_Problem requirements_
Repeat the listing that follows, character for character, minus the pictures.
— Begin Data for this exercise —
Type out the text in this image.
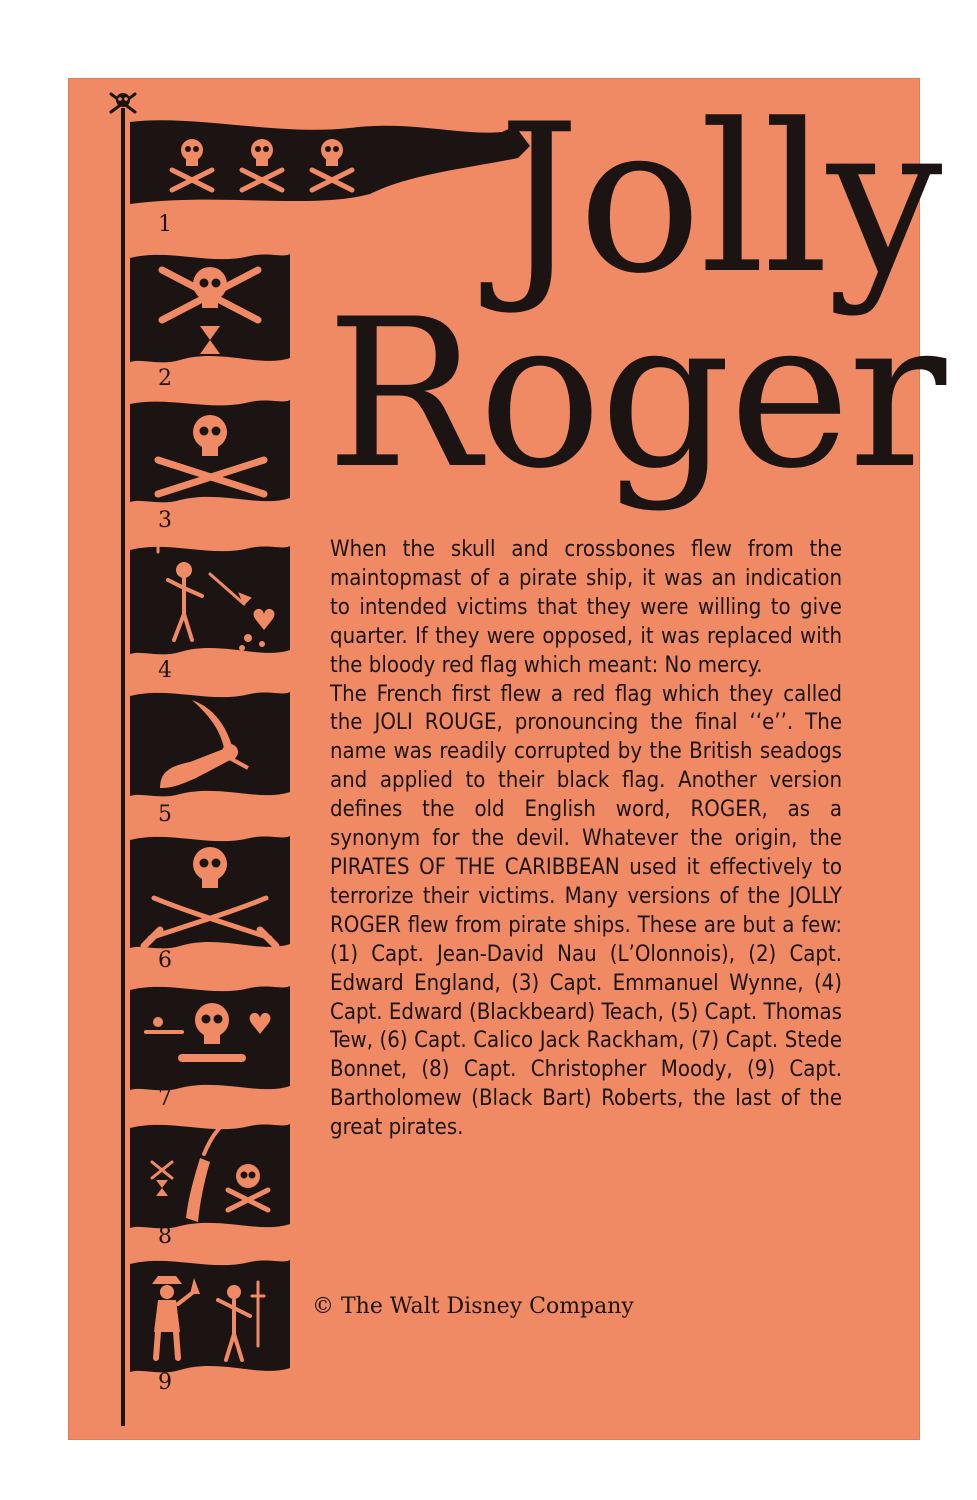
1
2
3
4
5
6
7
8
9
Jolly
Roger

When the skull and crossbones flew from the maintopmast of a pirate ship, it was an indication to intended victims that they were willing to give quarter. If they were opposed, it was replaced with the bloody red flag which meant: No mercy.

The French first flew a red flag which they called the JOLI ROUGE, pronouncing the final ‘‘e’’. The name was readily corrupted by the British seadogs and applied to their black flag. Another version defines the old English word, ROGER, as a synonym for the devil. Whatever the origin, the PIRATES OF THE CARIBBEAN used it effectively to terrorize their victims. Many versions of the JOLLY ROGER flew from pirate ships. These are but a few: (1) Capt. Jean-David Nau (L’Olonnois), (2) Capt. Edward England, (3) Capt. Emmanuel Wynne, (4) Capt. Edward (Blackbeard) Teach, (5) Capt. Thomas Tew, (6) Capt. Calico Jack Rackham, (7) Capt. Stede Bonnet, (8) Capt. Christopher Moody, (9) Capt. Bartholomew (Black Bart) Roberts, the last of the great pirates.

© The Walt Disney Company
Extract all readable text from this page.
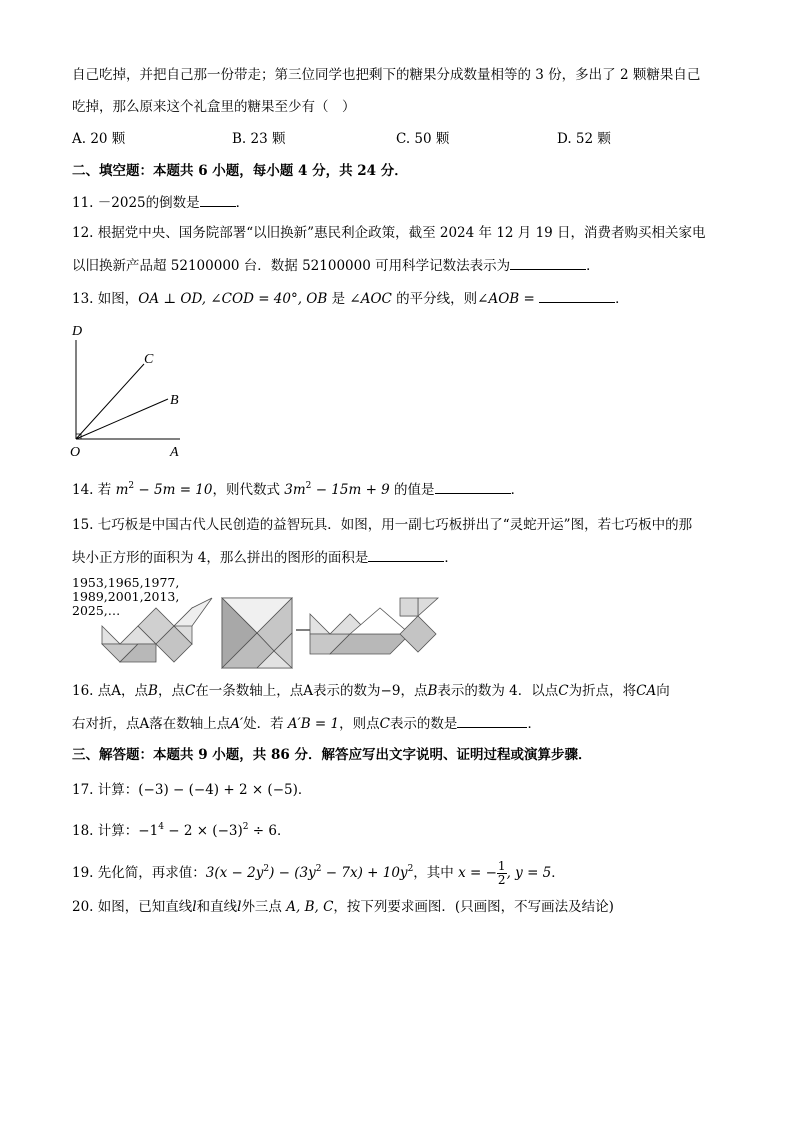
自己吃掉，并把自己那一份带走；第三位同学也把剩下的糖果分成数量相等的 3 份，多出了 2 颗糖果自己
吃掉，那么原来这个礼盒里的糖果至少有（　）
A. 20 颗	B. 23 颗	C. 50 颗	D. 52 颗
二、填空题：本题共 6 小题，每小题 4 分，共 24 分．
11. －2025的倒数是	．
12. 根据党中央、国务院部署“以旧换新”惠民利企政策，截至 2024 年 12 月 19 日，消费者购买相关家电
以旧换新产品超 52100000 台．数据 52100000 可用科学记数法表示为	．
13. 如图，OA ⊥ OD, ∠COD = 40°, OB 是 ∠AOC 的平分线，则∠AOB =	．
D
C
B
O	A
14. 若 $m^2 - 5m = 10$，则代数式 $3m^2 - 15m + 9$ 的值是	．
15. 七巧板是中国古代人民创造的益智玩具．如图，用一副七巧板拼出了“灵蛇开运”图，若七巧板中的那
块小正方形的面积为 4，那么拼出的图形的面积是	．
1953,1965,1977,
1989,2001,2013,
2025,…
16. 点A，点B，点C在一条数轴上，点A表示的数为−9，点B表示的数为 4．以点C为折点，将CA向
右对折，点A落在数轴上点A′处．若 A′B = 1，则点C表示的数是	．
三、解答题：本题共 9 小题，共 86 分．解答应写出文字说明、证明过程或演算步骤．
17. 计算：(−3) − (−4) + 2 × (−5)．
18. 计算：$-1^4 - 2 \times (-3)^2 \div 6$．
19. 先化简，再求值：$3(x - 2y^2) - (3y^2 - 7x) + 10y^2$，其中 x = − $\frac{1}{2}$ , y = 5．
20. 如图，已知直线l和直线l外三点 A, B, C，按下列要求画图．(只画图，不写画法及结论)
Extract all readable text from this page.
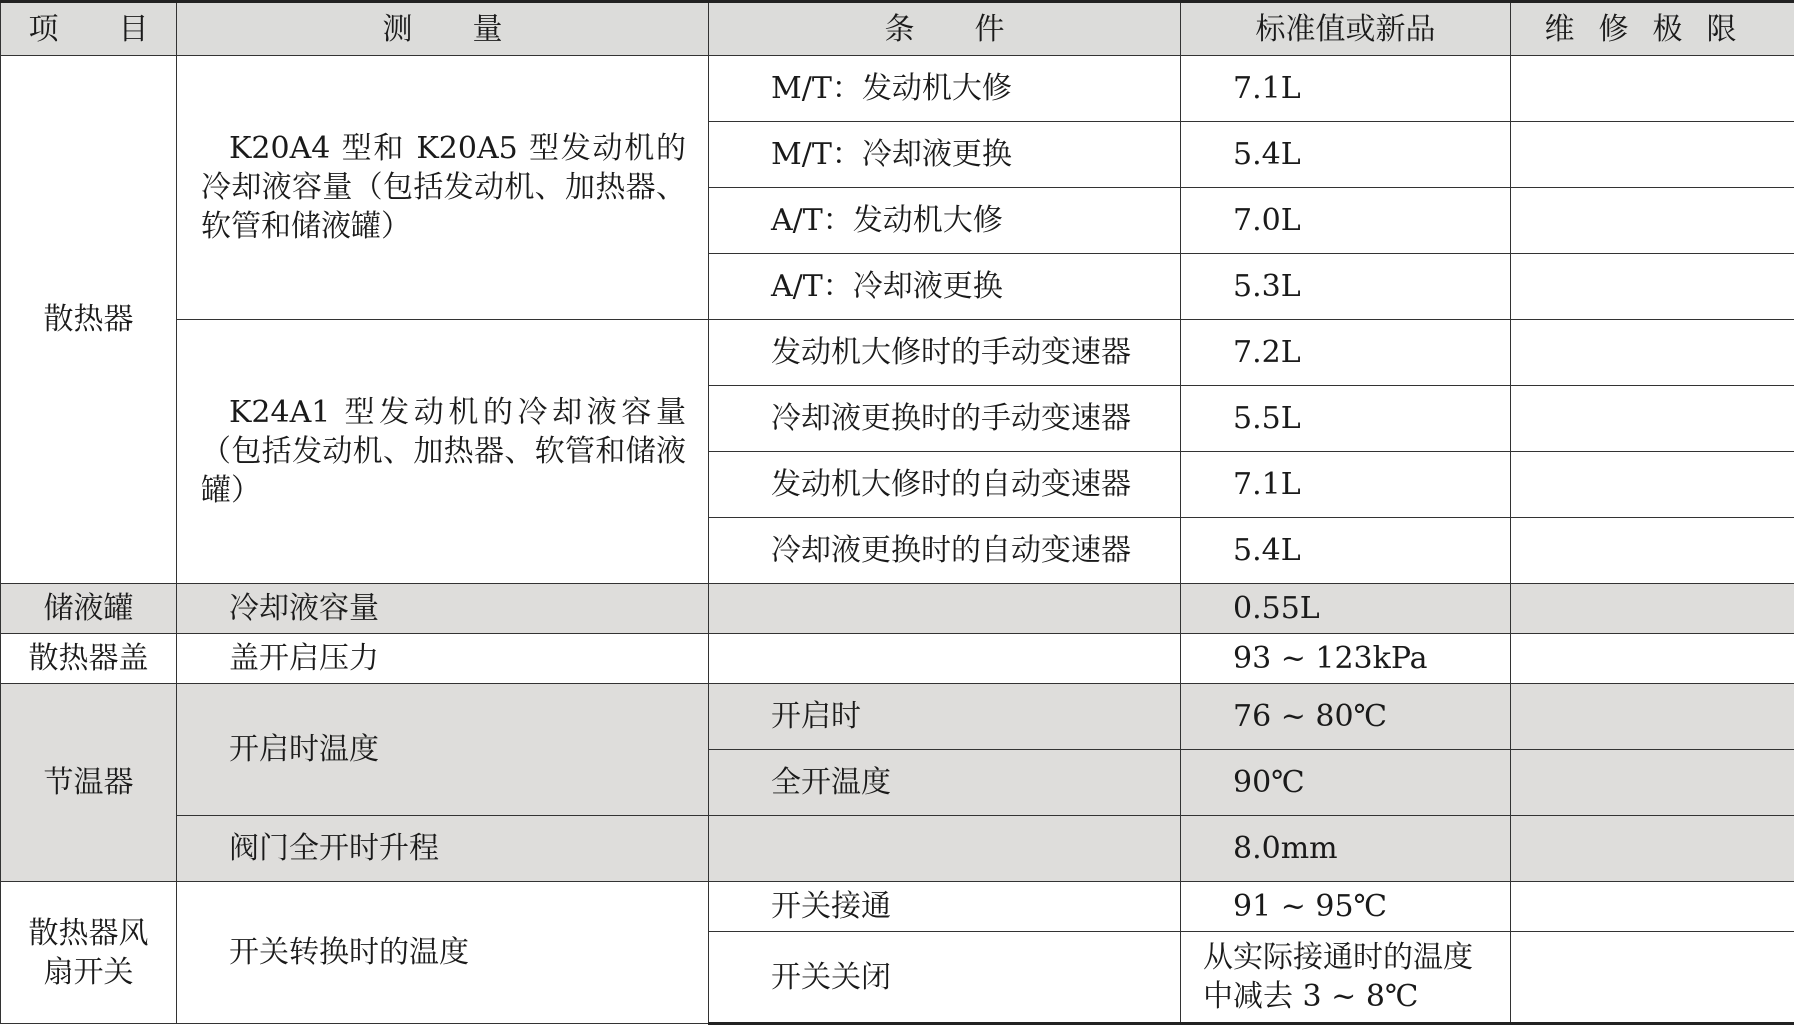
项　　目	测　　量	条　　件	标准值或新品	维修极限
散热器	K20A4 型和 K20A5 型发动机的冷却液容量（包括发动机、加热器、软管和储液罐）	M/T：发动机大修	7.1L	
		M/T：冷却液更换	5.4L	
		A/T：发动机大修	7.0L	
		A/T：冷却液更换	5.3L	
	K24A1 型发动机的冷却液容量（包括发动机、加热器、软管和储液罐）	发动机大修时的手动变速器	7.2L	
		冷却液更换时的手动变速器	5.5L	
		发动机大修时的自动变速器	7.1L	
		冷却液更换时的自动变速器	5.4L	
储液罐	冷却液容量		0.55L	
散热器盖	盖开启压力		93 ~ 123kPa	
节温器	开启时温度	开启时	76 ~ 80℃	
		全开温度	90℃	
	阀门全开时升程		8.0mm	
散热器风扇开关	开关转换时的温度	开关接通	91 ~ 95℃	
		开关关闭	从实际接通时的温度中减去 3 ~ 8℃	
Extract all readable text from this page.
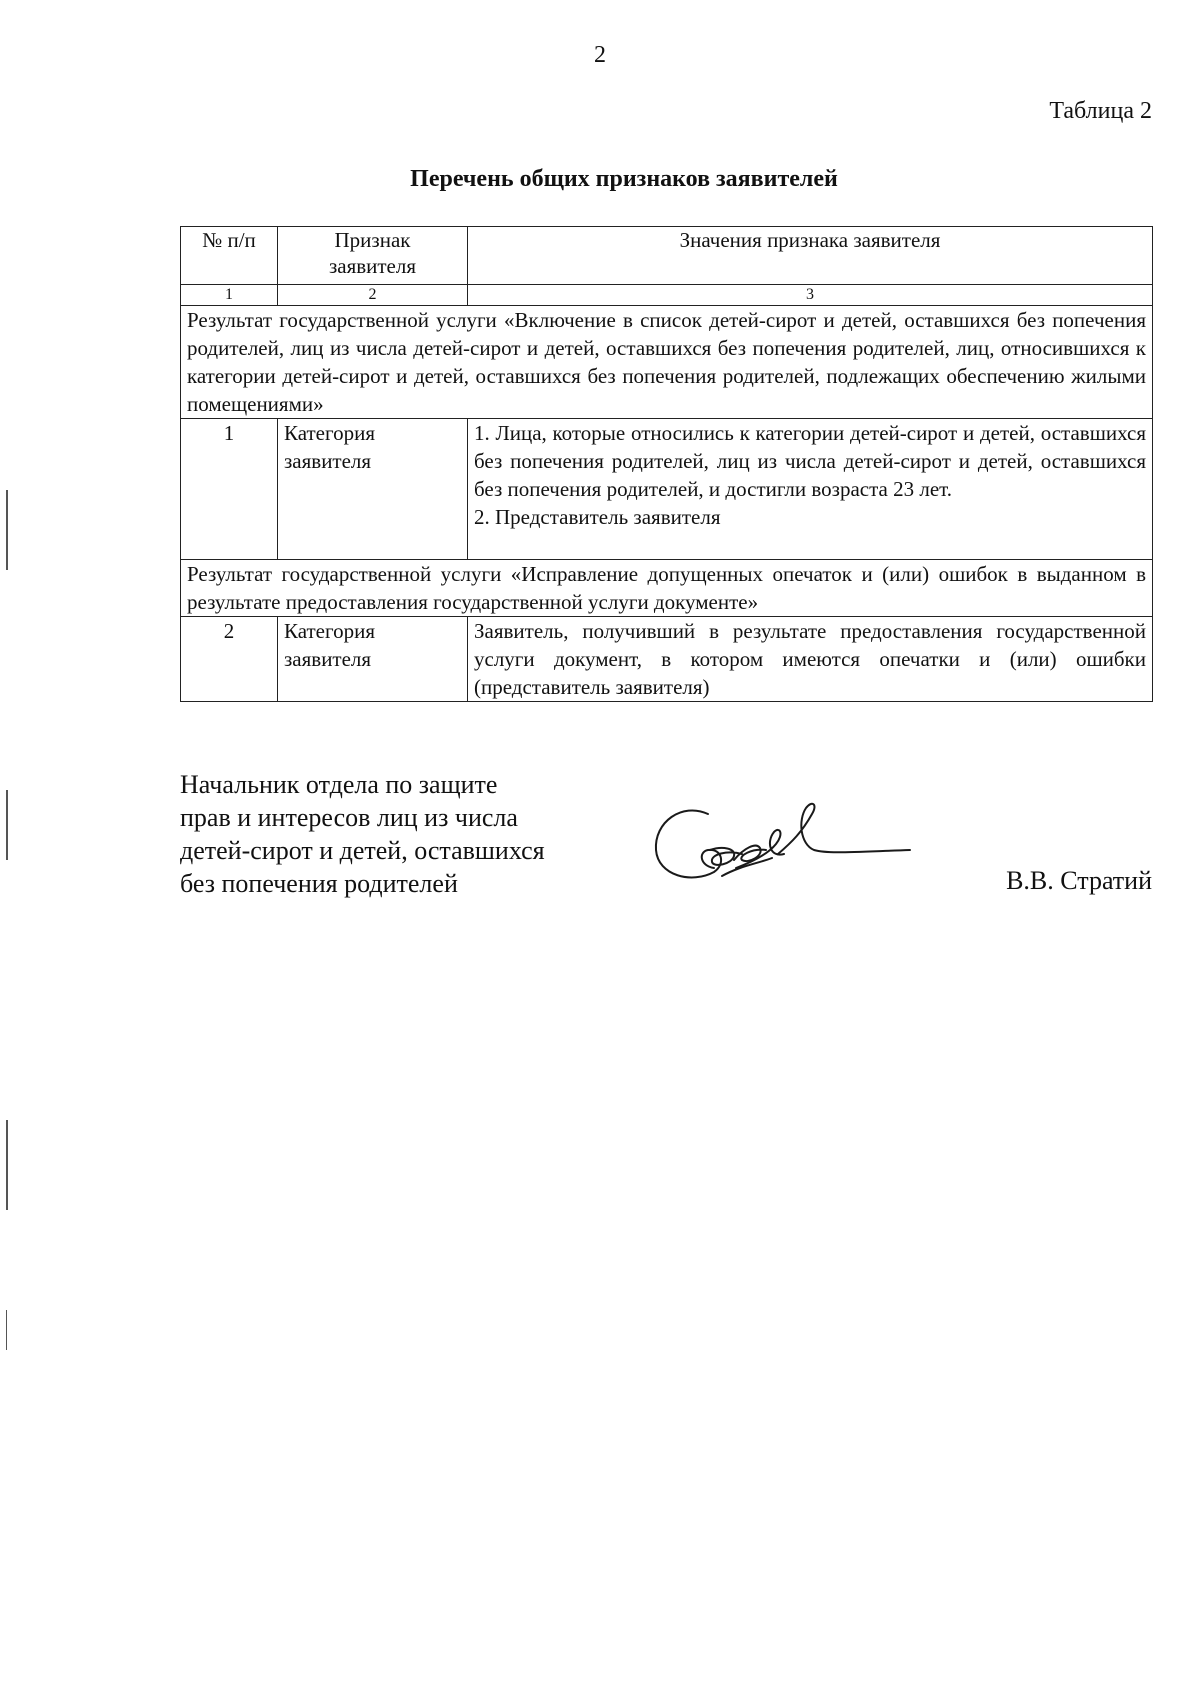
2
Таблица 2
Перечень общих признаков заявителей
№ п/п	Признак заявителя	Значения признака заявителя
1	2	3
Результат государственной услуги «Включение в список детей-сирот и детей, оставшихся без попечения родителей, лиц из числа детей-сирот и детей, оставшихся без попечения родителей, лиц, относившихся к категории детей-сирот и детей, оставшихся без попечения родителей, подлежащих обеспечению жилыми помещениями»		
1	Категория заявителя	1. Лица, которые относились к категории детей-сирот и детей, оставшихся без попечения родителей, лиц из числа детей-сирот и детей, оставшихся без попечения родителей, и достигли возраста 23 лет.
2. Представитель заявителя

Результат государственной услуги «Исправление допущенных опечаток и (или) ошибок в выданном в результате предоставления государственной услуги документе»		
2	Категория заявителя	Заявитель, получивший в результате предоставления государственной услуги документ, в котором имеются опечатки и (или) ошибки (представитель заявителя)
Начальник отдела по защите
прав и интересов лиц из числа
детей-сирот и детей, оставшихся
без попечения родителей	В.В. Стратий
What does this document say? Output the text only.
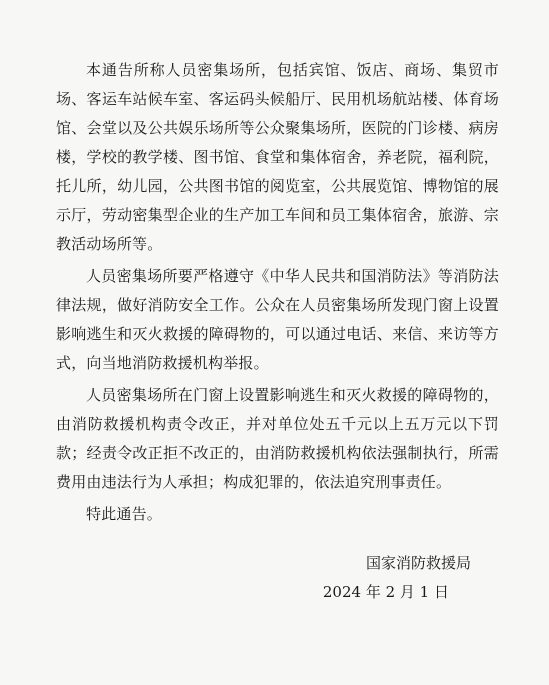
本通告所称人员密集场所，包括宾馆、饭店、商场、集贸市场、客运车站候车室、客运码头候船厅、民用机场航站楼、体育场馆、会堂以及公共娱乐场所等公众聚集场所，医院的门诊楼、病房楼，学校的教学楼、图书馆、食堂和集体宿舍，养老院，福利院，托儿所，幼儿园，公共图书馆的阅览室，公共展览馆、博物馆的展示厅，劳动密集型企业的生产加工车间和员工集体宿舍，旅游、宗教活动场所等。

人员密集场所要严格遵守《中华人民共和国消防法》等消防法律法规，做好消防安全工作。公众在人员密集场所发现门窗上设置影响逃生和灭火救援的障碍物的，可以通过电话、来信、来访等方式，向当地消防救援机构举报。

人员密集场所在门窗上设置影响逃生和灭火救援的障碍物的，由消防救援机构责令改正，并对单位处五千元以上五万元以下罚款；经责令改正拒不改正的，由消防救援机构依法强制执行，所需费用由违法行为人承担；构成犯罪的，依法追究刑事责任。

特此通告。

国家消防救援局
2024 年 2 月 1 日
— End Data for this exercise —
_Output below_
Type out the text in this image.
1
2
3
4
5
6
7
8
9
Jolly
Roger

When the skull and crossbones flew from the maintopmast of a pirate ship, it was an indication to intended victims that they were willing to give quarter. If they were opposed, it was replaced with the bloody red flag which meant: No mercy.

The French first flew a red flag which they called the JOLI ROUGE, pronouncing the final ‘‘e’’. The name was readily corrupted by the British seadogs and applied to their black flag. Another version defines the old English word, ROGER, as a synonym for the devil. Whatever the origin, the PIRATES OF THE CARIBBEAN used it effectively to terrorize their victims. Many versions of the JOLLY ROGER flew from pirate ships. These are but a few: (1) Capt. Jean-David Nau (L’Olonnois), (2) Capt. Edward England, (3) Capt. Emmanuel Wynne, (4) Capt. Edward (Blackbeard) Teach, (5) Capt. Thomas Tew, (6) Capt. Calico Jack Rackham, (7) Capt. Stede Bonnet, (8) Capt. Christopher Moody, (9) Capt. Bartholomew (Black Bart) Roberts, the last of the great pirates.

© The Walt Disney Company
Extract all readable text from this page.
自己吃掉，并把自己那一份带走；第三位同学也把剩下的糖果分成数量相等的 3 份，多出了 2 颗糖果自己
吃掉，那么原来这个礼盒里的糖果至少有（　）
A. 20 颗	B. 23 颗	C. 50 颗	D. 52 颗
二、填空题：本题共 6 小题，每小题 4 分，共 24 分．
11. －2025的倒数是	．
12. 根据党中央、国务院部署“以旧换新”惠民利企政策，截至 2024 年 12 月 19 日，消费者购买相关家电
以旧换新产品超 52100000 台．数据 52100000 可用科学记数法表示为	．
13. 如图，OA ⊥ OD, ∠COD = 40°, OB 是 ∠AOC 的平分线，则∠AOB =	．
D
C
B
O	A
14. 若 $m^2 - 5m = 10$，则代数式 $3m^2 - 15m + 9$ 的值是	．
15. 七巧板是中国古代人民创造的益智玩具．如图，用一副七巧板拼出了“灵蛇开运”图，若七巧板中的那
块小正方形的面积为 4，那么拼出的图形的面积是	．
1953,1965,1977,
1989,2001,2013,
2025,…
16. 点A，点B，点C在一条数轴上，点A表示的数为−9，点B表示的数为 4．以点C为折点，将CA向
右对折，点A落在数轴上点A′处．若 A′B = 1，则点C表示的数是	．
三、解答题：本题共 9 小题，共 86 分．解答应写出文字说明、证明过程或演算步骤．
17. 计算：(−3) − (−4) + 2 × (−5)．
18. 计算：$-1^4 - 2 \times (-3)^2 \div 6$．
19. 先化简，再求值：$3(x - 2y^2) - (3y^2 - 7x) + 10y^2$，其中 x = − $\frac{1}{2}$ , y = 5．
20. 如图，已知直线l和直线l外三点 A, B, C，按下列要求画图．(只画图，不写画法及结论)
Extract all readable text from this page.
项　　目	测　　量	条　　件	标准值或新品	维修极限
散热器	K20A4 型和 K20A5 型发动机的冷却液容量（包括发动机、加热器、软管和储液罐）	M/T：发动机大修	7.1L	
		M/T：冷却液更换	5.4L	
		A/T：发动机大修	7.0L	
		A/T：冷却液更换	5.3L	
	K24A1 型发动机的冷却液容量（包括发动机、加热器、软管和储液罐）	发动机大修时的手动变速器	7.2L	
		冷却液更换时的手动变速器	5.5L	
		发动机大修时的自动变速器	7.1L	
		冷却液更换时的自动变速器	5.4L	
储液罐	冷却液容量		0.55L	
散热器盖	盖开启压力		93 ~ 123kPa	
节温器	开启时温度	开启时	76 ~ 80℃	
		全开温度	90℃	
	阀门全开时升程		8.0mm	
散热器风扇开关	开关转换时的温度	开关接通	91 ~ 95℃	
		开关关闭	从实际接通时的温度中减去 3 ~ 8℃	
Extract all readable text from this page.
2
Таблица 2
Перечень общих признаков заявителей
№ п/п	Признак заявителя	Значения признака заявителя
1	2	3
Результат государственной услуги «Включение в список детей-сирот и детей, оставшихся без попечения родителей, лиц из числа детей-сирот и детей, оставшихся без попечения родителей, лиц, относившихся к категории детей-сирот и детей, оставшихся без попечения родителей, подлежащих обеспечению жилыми помещениями»		
1	Категория заявителя	1. Лица, которые относились к категории детей-сирот и детей, оставшихся без попечения родителей, лиц из числа детей-сирот и детей, оставшихся без попечения родителей, и достигли возраста 23 лет.
2. Представитель заявителя

Результат государственной услуги «Исправление допущенных опечаток и (или) ошибок в выданном в результате предоставления государственной услуги документе»		
2	Категория заявителя	Заявитель, получивший в результате предоставления государственной услуги документ, в котором имеются опечатки и (или) ошибки (представитель заявителя)
Начальник отдела по защите
прав и интересов лиц из числа
детей-сирот и детей, оставшихся
без попечения родителей	В.В. Стратий
What does this document say? Output the text only.
本通告所称人员密集场所，包括宾馆、饭店、商场、集贸市场、客运车站候车室、客运码头候船厅、民用机场航站楼、体育场馆、会堂以及公共娱乐场所等公众聚集场所，医院的门诊楼、病房楼，学校的教学楼、图书馆、食堂和集体宿舍，养老院，福利院，托儿所，幼儿园，公共图书馆的阅览室，公共展览馆、博物馆的展示厅，劳动密集型企业的生产加工车间和员工集体宿舍，旅游、宗教活动场所等。

人员密集场所要严格遵守《中华人民共和国消防法》等消防法律法规，做好消防安全工作。公众在人员密集场所发现门窗上设置影响逃生和灭火救援的障碍物的，可以通过电话、来信、来访等方式，向当地消防救援机构举报。

人员密集场所在门窗上设置影响逃生和灭火救援的障碍物的，由消防救援机构责令改正，并对单位处五千元以上五万元以下罚款；经责令改正拒不改正的，由消防救援机构依法强制执行，所需费用由违法行为人承担；构成犯罪的，依法追究刑事责任。

特此通告。

国家消防救援局
2024 年 2 月 1 日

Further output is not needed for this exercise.